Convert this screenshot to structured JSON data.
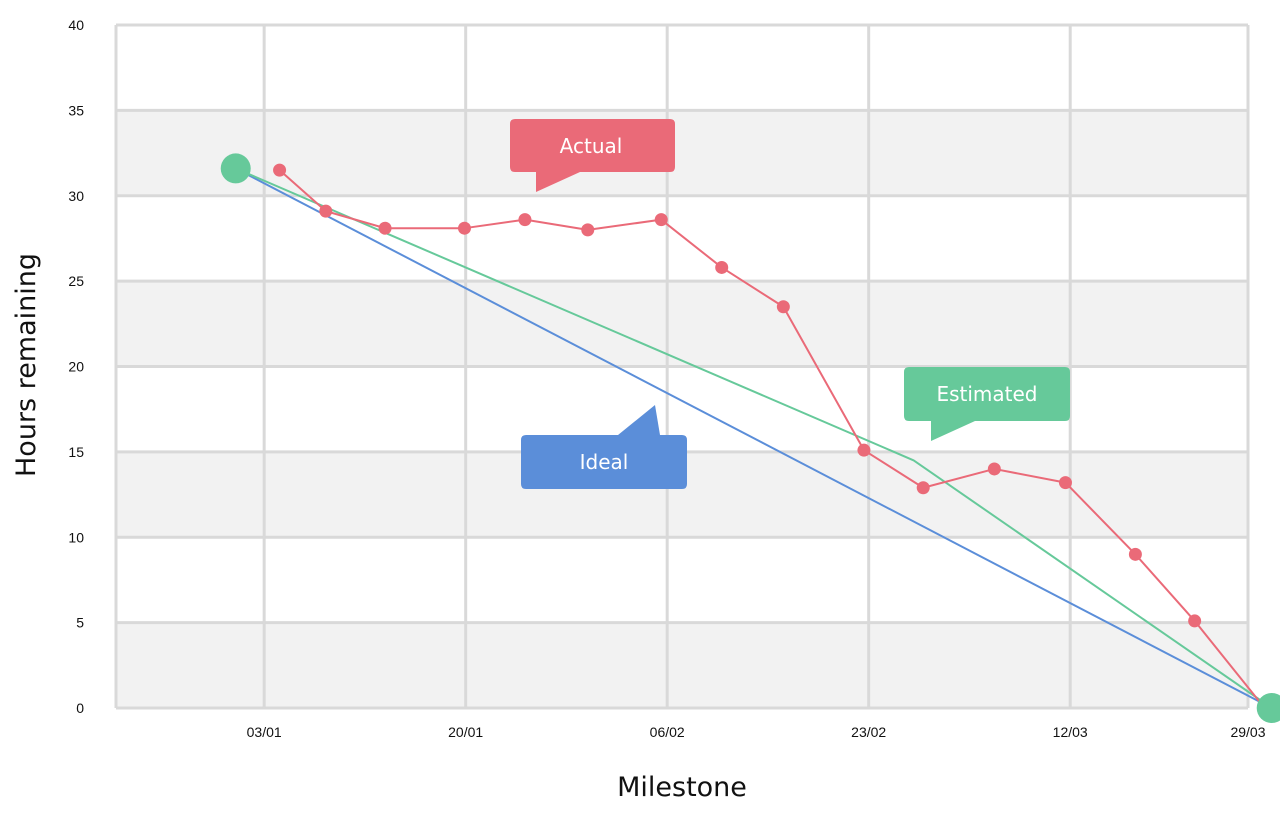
{
  "chart_data": {
    "type": "line",
    "title": "",
    "xlabel": "Milestone",
    "ylabel": "Hours remaining",
    "ylim": [
      0,
      40
    ],
    "yticks": [
      0,
      5,
      10,
      15,
      20,
      25,
      30,
      35,
      40
    ],
    "xlim": [
      -9.5,
      86
    ],
    "xticks": [
      {
        "label": "03/01",
        "day": 3
      },
      {
        "label": "20/01",
        "day": 20
      },
      {
        "label": "06/02",
        "day": 37
      },
      {
        "label": "23/02",
        "day": 54
      },
      {
        "label": "12/03",
        "day": 71
      },
      {
        "label": "29/03",
        "day": 88
      }
    ],
    "grid": true,
    "series": [
      {
        "name": "Ideal",
        "color": "#5b8ed9",
        "points": [
          [
            0.6,
            31.6
          ],
          [
            88,
            0
          ]
        ]
      },
      {
        "name": "Estimated",
        "color": "#66c99a",
        "points": [
          [
            0.6,
            31.6
          ],
          [
            57.8,
            14.5
          ],
          [
            88,
            0
          ]
        ],
        "markers": [
          [
            0.6,
            31.6
          ],
          [
            88,
            0
          ]
        ]
      },
      {
        "name": "Actual",
        "color": "#ea6a78",
        "points": [
          [
            4.3,
            31.5
          ],
          [
            8.2,
            29.1
          ],
          [
            13.2,
            28.1
          ],
          [
            19.9,
            28.1
          ],
          [
            25,
            28.6
          ],
          [
            30.3,
            28
          ],
          [
            36.5,
            28.6
          ],
          [
            41.6,
            25.8
          ],
          [
            46.8,
            23.5
          ],
          [
            53.6,
            15.1
          ],
          [
            58.6,
            12.9
          ],
          [
            64.6,
            14
          ],
          [
            70.6,
            13.2
          ],
          [
            76.5,
            9
          ],
          [
            81.5,
            5.1
          ],
          [
            87.4,
            0
          ]
        ]
      }
    ],
    "callouts": [
      {
        "text": "Actual",
        "color": "#ea6a78"
      },
      {
        "text": "Estimated",
        "color": "#66c99a"
      },
      {
        "text": "Ideal",
        "color": "#5b8ed9"
      }
    ]
  }
}
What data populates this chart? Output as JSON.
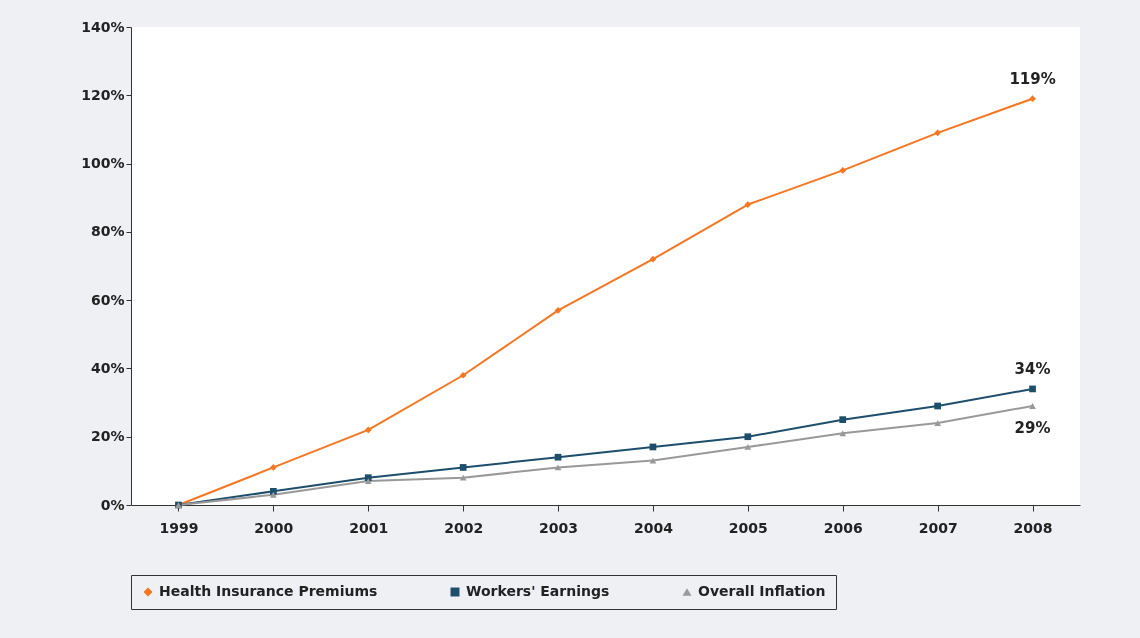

**Work instructions**:
Quote the records above exactly, leaving out any pictures.

**Output**:
Convert this screenshot to structured JSON data.
{
  "chart_data": {
    "type": "line",
    "title": "",
    "xlabel": "Milestone",
    "ylabel": "Hours remaining",
    "ylim": [
      0,
      40
    ],
    "yticks": [
      0,
      5,
      10,
      15,
      20,
      25,
      30,
      35,
      40
    ],
    "xlim": [
      -9.5,
      86
    ],
    "xticks": [
      {
        "label": "03/01",
        "day": 3
      },
      {
        "label": "20/01",
        "day": 20
      },
      {
        "label": "06/02",
        "day": 37
      },
      {
        "label": "23/02",
        "day": 54
      },
      {
        "label": "12/03",
        "day": 71
      },
      {
        "label": "29/03",
        "day": 88
      }
    ],
    "grid": true,
    "series": [
      {
        "name": "Ideal",
        "color": "#5b8ed9",
        "points": [
          [
            0.6,
            31.6
          ],
          [
            88,
            0
          ]
        ]
      },
      {
        "name": "Estimated",
        "color": "#66c99a",
        "points": [
          [
            0.6,
            31.6
          ],
          [
            57.8,
            14.5
          ],
          [
            88,
            0
          ]
        ],
        "markers": [
          [
            0.6,
            31.6
          ],
          [
            88,
            0
          ]
        ]
      },
      {
        "name": "Actual",
        "color": "#ea6a78",
        "points": [
          [
            4.3,
            31.5
          ],
          [
            8.2,
            29.1
          ],
          [
            13.2,
            28.1
          ],
          [
            19.9,
            28.1
          ],
          [
            25,
            28.6
          ],
          [
            30.3,
            28
          ],
          [
            36.5,
            28.6
          ],
          [
            41.6,
            25.8
          ],
          [
            46.8,
            23.5
          ],
          [
            53.6,
            15.1
          ],
          [
            58.6,
            12.9
          ],
          [
            64.6,
            14
          ],
          [
            70.6,
            13.2
          ],
          [
            76.5,
            9
          ],
          [
            81.5,
            5.1
          ],
          [
            87.4,
            0
          ]
        ]
      }
    ],
    "callouts": [
      {
        "text": "Actual",
        "color": "#ea6a78"
      },
      {
        "text": "Estimated",
        "color": "#66c99a"
      },
      {
        "text": "Ideal",
        "color": "#5b8ed9"
      }
    ]
  }
}
What data populates this chart? Output as JSON.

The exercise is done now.